§ **Task brief**
Reproduce all records exactly.

§ **Records for this task**
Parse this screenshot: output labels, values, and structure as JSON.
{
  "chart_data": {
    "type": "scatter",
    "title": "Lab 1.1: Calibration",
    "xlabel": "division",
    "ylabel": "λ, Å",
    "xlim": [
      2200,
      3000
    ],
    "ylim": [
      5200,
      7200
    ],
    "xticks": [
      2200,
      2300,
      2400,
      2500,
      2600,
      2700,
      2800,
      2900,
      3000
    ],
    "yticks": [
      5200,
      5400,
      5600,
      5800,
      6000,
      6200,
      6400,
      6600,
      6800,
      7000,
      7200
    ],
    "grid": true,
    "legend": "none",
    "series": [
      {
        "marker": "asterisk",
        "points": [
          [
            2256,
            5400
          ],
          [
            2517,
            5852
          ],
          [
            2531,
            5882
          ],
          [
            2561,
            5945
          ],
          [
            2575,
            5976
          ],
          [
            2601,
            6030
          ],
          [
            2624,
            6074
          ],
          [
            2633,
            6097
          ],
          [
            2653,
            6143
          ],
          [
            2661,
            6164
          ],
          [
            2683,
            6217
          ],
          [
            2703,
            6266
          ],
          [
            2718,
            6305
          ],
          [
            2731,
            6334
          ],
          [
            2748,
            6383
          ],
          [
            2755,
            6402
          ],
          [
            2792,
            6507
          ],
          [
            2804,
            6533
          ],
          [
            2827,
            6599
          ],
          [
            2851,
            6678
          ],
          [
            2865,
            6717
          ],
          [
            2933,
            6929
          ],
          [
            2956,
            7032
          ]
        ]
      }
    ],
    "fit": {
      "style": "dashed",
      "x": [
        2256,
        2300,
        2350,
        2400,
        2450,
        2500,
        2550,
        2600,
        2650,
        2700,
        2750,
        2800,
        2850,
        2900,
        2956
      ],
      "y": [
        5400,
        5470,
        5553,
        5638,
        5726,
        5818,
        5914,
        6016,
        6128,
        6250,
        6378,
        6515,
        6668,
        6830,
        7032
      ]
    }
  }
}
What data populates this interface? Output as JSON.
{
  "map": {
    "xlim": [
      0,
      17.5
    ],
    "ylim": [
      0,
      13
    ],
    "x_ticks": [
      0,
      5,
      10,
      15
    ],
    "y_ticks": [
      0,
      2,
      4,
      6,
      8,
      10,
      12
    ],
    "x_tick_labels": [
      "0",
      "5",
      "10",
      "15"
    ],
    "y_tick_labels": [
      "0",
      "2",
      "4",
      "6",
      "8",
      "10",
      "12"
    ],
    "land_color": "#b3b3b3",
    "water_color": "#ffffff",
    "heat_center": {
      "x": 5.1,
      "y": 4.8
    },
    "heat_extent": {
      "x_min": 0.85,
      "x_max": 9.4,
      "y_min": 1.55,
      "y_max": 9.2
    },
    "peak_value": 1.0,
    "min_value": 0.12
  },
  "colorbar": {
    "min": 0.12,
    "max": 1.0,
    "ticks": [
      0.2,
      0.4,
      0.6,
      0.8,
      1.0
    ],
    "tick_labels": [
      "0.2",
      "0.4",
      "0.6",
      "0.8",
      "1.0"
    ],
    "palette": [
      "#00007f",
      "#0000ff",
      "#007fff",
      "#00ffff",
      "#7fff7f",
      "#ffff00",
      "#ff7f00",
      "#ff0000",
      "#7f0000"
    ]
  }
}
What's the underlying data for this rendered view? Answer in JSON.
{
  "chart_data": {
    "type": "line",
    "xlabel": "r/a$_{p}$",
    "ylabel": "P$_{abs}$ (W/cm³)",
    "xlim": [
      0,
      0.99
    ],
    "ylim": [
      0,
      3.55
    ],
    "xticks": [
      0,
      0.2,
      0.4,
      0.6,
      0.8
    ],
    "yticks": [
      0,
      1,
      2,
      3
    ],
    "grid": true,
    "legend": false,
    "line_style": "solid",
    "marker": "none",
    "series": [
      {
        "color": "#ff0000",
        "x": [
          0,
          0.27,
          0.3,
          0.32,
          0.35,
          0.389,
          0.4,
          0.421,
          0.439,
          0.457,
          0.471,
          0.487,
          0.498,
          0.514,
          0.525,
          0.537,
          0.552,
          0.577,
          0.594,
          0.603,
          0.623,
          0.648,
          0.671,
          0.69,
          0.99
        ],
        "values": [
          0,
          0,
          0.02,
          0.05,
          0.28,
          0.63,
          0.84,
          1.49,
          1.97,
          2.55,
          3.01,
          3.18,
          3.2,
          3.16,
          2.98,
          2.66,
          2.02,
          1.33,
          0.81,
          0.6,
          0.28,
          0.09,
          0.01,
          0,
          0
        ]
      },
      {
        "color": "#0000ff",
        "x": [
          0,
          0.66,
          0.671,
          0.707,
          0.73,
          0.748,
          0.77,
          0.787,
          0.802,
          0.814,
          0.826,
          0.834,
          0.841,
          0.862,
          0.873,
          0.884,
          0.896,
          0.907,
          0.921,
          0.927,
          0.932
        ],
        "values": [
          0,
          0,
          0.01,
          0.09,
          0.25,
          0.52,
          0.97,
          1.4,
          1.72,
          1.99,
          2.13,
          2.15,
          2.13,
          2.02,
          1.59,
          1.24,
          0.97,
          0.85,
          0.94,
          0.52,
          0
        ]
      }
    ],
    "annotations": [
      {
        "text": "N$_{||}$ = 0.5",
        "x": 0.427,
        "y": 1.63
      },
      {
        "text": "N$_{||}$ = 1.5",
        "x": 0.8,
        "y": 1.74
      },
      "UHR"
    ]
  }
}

§ **Answer for this exercise**
Parse this screenshot: output labels, values, and structure as JSON.
{
  "chart_data": {
    "type": "scatter",
    "title": "Lab 1.1: Calibration",
    "xlabel": "division",
    "ylabel": "λ, Å",
    "xlim": [
      2200,
      3000
    ],
    "ylim": [
      5200,
      7200
    ],
    "xticks": [
      2200,
      2300,
      2400,
      2500,
      2600,
      2700,
      2800,
      2900,
      3000
    ],
    "yticks": [
      5200,
      5400,
      5600,
      5800,
      6000,
      6200,
      6400,
      6600,
      6800,
      7000,
      7200
    ],
    "grid": true,
    "legend": "none",
    "series": [
      {
        "marker": "asterisk",
        "points": [
          [
            2256,
            5400
          ],
          [
            2517,
            5852
          ],
          [
            2531,
            5882
          ],
          [
            2561,
            5945
          ],
          [
            2575,
            5976
          ],
          [
            2601,
            6030
          ],
          [
            2624,
            6074
          ],
          [
            2633,
            6097
          ],
          [
            2653,
            6143
          ],
          [
            2661,
            6164
          ],
          [
            2683,
            6217
          ],
          [
            2703,
            6266
          ],
          [
            2718,
            6305
          ],
          [
            2731,
            6334
          ],
          [
            2748,
            6383
          ],
          [
            2755,
            6402
          ],
          [
            2792,
            6507
          ],
          [
            2804,
            6533
          ],
          [
            2827,
            6599
          ],
          [
            2851,
            6678
          ],
          [
            2865,
            6717
          ],
          [
            2933,
            6929
          ],
          [
            2956,
            7032
          ]
        ]
      }
    ],
    "fit": {
      "style": "dashed",
      "x": [
        2256,
        2300,
        2350,
        2400,
        2450,
        2500,
        2550,
        2600,
        2650,
        2700,
        2750,
        2800,
        2850,
        2900,
        2956
      ],
      "y": [
        5400,
        5470,
        5553,
        5638,
        5726,
        5818,
        5914,
        6016,
        6128,
        6250,
        6378,
        6515,
        6668,
        6830,
        7032
      ]
    }
  }
}
What data populates this interface? Output as JSON.
{
  "map": {
    "xlim": [
      0,
      17.5
    ],
    "ylim": [
      0,
      13
    ],
    "x_ticks": [
      0,
      5,
      10,
      15
    ],
    "y_ticks": [
      0,
      2,
      4,
      6,
      8,
      10,
      12
    ],
    "x_tick_labels": [
      "0",
      "5",
      "10",
      "15"
    ],
    "y_tick_labels": [
      "0",
      "2",
      "4",
      "6",
      "8",
      "10",
      "12"
    ],
    "land_color": "#b3b3b3",
    "water_color": "#ffffff",
    "heat_center": {
      "x": 5.1,
      "y": 4.8
    },
    "heat_extent": {
      "x_min": 0.85,
      "x_max": 9.4,
      "y_min": 1.55,
      "y_max": 9.2
    },
    "peak_value": 1.0,
    "min_value": 0.12
  },
  "colorbar": {
    "min": 0.12,
    "max": 1.0,
    "ticks": [
      0.2,
      0.4,
      0.6,
      0.8,
      1.0
    ],
    "tick_labels": [
      "0.2",
      "0.4",
      "0.6",
      "0.8",
      "1.0"
    ],
    "palette": [
      "#00007f",
      "#0000ff",
      "#007fff",
      "#00ffff",
      "#7fff7f",
      "#ffff00",
      "#ff7f00",
      "#ff0000",
      "#7f0000"
    ]
  }
}
What's the underlying data for this rendered view? Answer in JSON.
{
  "chart_data": {
    "type": "line",
    "xlabel": "r/a$_{p}$",
    "ylabel": "P$_{abs}$ (W/cm³)",
    "xlim": [
      0,
      0.99
    ],
    "ylim": [
      0,
      3.55
    ],
    "xticks": [
      0,
      0.2,
      0.4,
      0.6,
      0.8
    ],
    "yticks": [
      0,
      1,
      2,
      3
    ],
    "grid": true,
    "legend": false,
    "line_style": "solid",
    "marker": "none",
    "series": [
      {
        "color": "#ff0000",
        "x": [
          0,
          0.27,
          0.3,
          0.32,
          0.35,
          0.389,
          0.4,
          0.421,
          0.439,
          0.457,
          0.471,
          0.487,
          0.498,
          0.514,
          0.525,
          0.537,
          0.552,
          0.577,
          0.594,
          0.603,
          0.623,
          0.648,
          0.671,
          0.69,
          0.99
        ],
        "values": [
          0,
          0,
          0.02,
          0.05,
          0.28,
          0.63,
          0.84,
          1.49,
          1.97,
          2.55,
          3.01,
          3.18,
          3.2,
          3.16,
          2.98,
          2.66,
          2.02,
          1.33,
          0.81,
          0.6,
          0.28,
          0.09,
          0.01,
          0,
          0
        ]
      },
      {
        "color": "#0000ff",
        "x": [
          0,
          0.66,
          0.671,
          0.707,
          0.73,
          0.748,
          0.77,
          0.787,
          0.802,
          0.814,
          0.826,
          0.834,
          0.841,
          0.862,
          0.873,
          0.884,
          0.896,
          0.907,
          0.921,
          0.927,
          0.932
        ],
        "values": [
          0,
          0,
          0.01,
          0.09,
          0.25,
          0.52,
          0.97,
          1.4,
          1.72,
          1.99,
          2.13,
          2.15,
          2.13,
          2.02,
          1.59,
          1.24,
          0.97,
          0.85,
          0.94,
          0.52,
          0
        ]
      }
    ],
    "annotations": [
      {
        "text": "N$_{||}$ = 0.5",
        "x": 0.427,
        "y": 1.63
      },
      {
        "text": "N$_{||}$ = 1.5",
        "x": 0.8,
        "y": 1.74
      },
      "UHR"
    ]
  }
}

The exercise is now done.